**ENTRIES:**
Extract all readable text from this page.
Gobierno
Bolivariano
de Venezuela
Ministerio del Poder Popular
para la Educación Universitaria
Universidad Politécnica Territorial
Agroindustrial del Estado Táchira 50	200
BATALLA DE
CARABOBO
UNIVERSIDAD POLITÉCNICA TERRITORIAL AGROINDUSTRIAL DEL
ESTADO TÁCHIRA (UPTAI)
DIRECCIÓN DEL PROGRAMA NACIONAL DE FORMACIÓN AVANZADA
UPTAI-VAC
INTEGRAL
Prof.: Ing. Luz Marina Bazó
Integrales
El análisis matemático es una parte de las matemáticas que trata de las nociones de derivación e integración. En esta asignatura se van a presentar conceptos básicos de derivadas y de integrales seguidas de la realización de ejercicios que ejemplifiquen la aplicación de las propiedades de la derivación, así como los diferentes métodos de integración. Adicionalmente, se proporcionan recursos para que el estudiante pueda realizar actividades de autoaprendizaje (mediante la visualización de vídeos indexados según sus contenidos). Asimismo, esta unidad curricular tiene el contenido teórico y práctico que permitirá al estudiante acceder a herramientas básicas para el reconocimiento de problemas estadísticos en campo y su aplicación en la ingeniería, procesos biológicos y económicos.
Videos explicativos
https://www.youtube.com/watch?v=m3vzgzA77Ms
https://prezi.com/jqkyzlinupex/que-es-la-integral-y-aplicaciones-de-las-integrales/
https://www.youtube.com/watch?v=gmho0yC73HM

---

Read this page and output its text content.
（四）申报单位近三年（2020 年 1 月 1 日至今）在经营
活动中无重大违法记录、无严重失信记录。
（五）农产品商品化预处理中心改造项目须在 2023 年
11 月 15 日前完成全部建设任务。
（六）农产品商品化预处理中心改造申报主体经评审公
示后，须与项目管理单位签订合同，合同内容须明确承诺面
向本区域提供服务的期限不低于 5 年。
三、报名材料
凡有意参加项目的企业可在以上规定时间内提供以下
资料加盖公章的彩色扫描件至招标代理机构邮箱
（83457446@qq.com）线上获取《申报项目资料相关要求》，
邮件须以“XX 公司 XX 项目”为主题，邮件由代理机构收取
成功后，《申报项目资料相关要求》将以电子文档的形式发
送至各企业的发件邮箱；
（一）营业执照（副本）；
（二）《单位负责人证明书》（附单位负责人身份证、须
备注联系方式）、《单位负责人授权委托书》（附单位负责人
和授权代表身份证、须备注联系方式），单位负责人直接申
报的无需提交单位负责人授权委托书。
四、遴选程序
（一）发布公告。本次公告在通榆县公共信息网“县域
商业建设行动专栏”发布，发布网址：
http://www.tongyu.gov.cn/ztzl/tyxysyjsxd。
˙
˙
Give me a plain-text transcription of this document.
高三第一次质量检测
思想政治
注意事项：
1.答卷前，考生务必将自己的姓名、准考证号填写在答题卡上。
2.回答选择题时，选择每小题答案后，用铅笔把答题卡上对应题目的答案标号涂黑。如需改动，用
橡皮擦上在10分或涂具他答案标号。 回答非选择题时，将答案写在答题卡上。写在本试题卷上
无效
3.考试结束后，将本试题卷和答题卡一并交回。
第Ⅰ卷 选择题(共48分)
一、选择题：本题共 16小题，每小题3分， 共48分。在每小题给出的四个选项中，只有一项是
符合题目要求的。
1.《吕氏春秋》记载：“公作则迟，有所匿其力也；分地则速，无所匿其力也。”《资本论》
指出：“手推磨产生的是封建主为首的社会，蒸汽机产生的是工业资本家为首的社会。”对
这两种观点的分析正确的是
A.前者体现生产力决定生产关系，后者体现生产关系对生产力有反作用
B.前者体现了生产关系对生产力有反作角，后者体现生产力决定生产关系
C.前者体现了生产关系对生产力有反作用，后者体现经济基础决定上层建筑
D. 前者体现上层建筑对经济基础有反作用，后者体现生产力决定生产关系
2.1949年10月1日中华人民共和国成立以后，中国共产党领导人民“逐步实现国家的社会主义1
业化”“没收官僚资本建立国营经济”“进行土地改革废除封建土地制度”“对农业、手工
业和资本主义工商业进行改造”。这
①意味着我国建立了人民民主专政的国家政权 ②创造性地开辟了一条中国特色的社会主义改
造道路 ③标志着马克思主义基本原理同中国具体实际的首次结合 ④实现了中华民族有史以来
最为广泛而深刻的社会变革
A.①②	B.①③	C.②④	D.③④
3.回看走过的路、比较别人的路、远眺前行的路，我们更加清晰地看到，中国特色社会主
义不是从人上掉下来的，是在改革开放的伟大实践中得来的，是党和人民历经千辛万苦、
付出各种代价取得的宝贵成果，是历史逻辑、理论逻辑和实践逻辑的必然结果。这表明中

**PROBLEM TO SOLVE:** Pick out and copy every line that contains the word "page".

**EXPECTED OUTPUT:**
Extract all readable text from this page.
Read this page and output its text content.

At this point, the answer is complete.